» Exercise goal:
Pick out the lines below that include the string "What".

» Extracted material:
/---

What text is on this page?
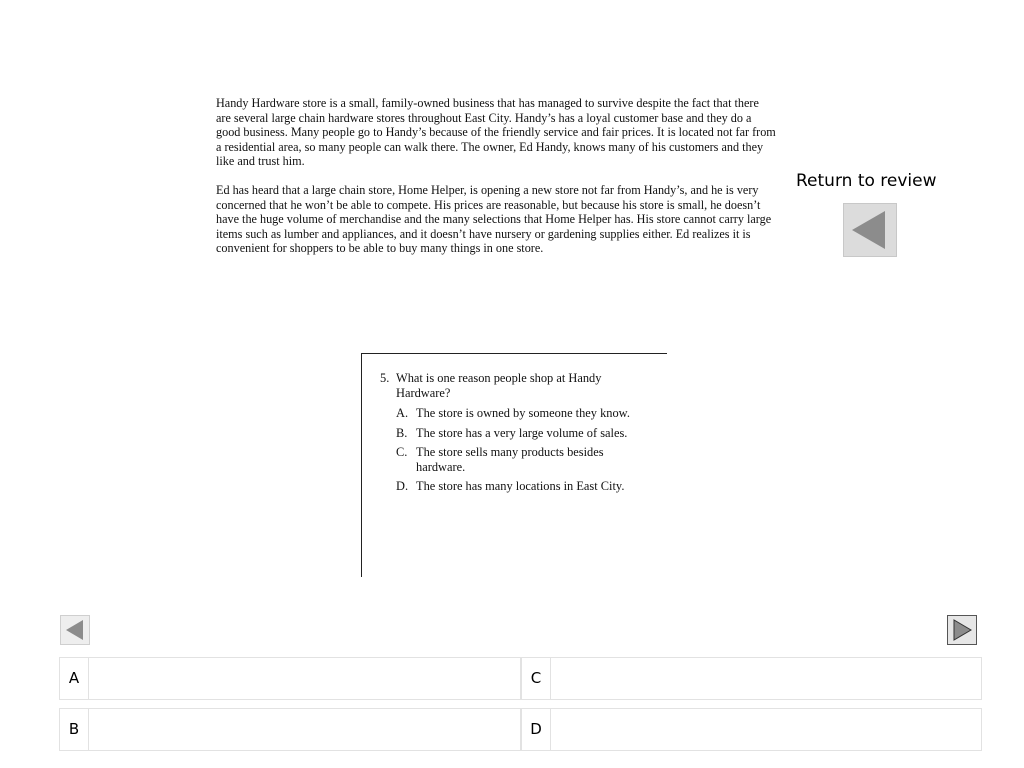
Handy Hardware store is a small, family-owned business that has managed to survive despite the fact that there are several large chain hardware stores throughout East City. Handy’s has a loyal customer base and they do a good business. Many people go to Handy’s because of the friendly service and fair prices. It is located not far from a residential area, so many people can walk there. The owner, Ed Handy, knows many of his customers and they like and trust him.

Ed has heard that a large chain store, Home Helper, is opening a new store not far from Handy’s, and he is very concerned that he won’t be able to compete. His prices are reasonable, but because his store is small, he doesn’t have the huge volume of merchandise and the many selections that Home Helper has. His store cannot carry large items such as lumber and appliances, and it doesn’t have nursery or gardening supplies either. Ed realizes it is convenient for shoppers to be able to buy many things in one store.

Return to review
5. What is one reason people shop at Handy Hardware?
A. The store is owned by someone they know.
B. The store has a very large volume of sales.
C. The store sells many products besides hardware.
D. The store has many locations in East City.
A	C
B	D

\---

» Task result:
What text is on this page?
5. What is one reason people shop at Handy Hardware?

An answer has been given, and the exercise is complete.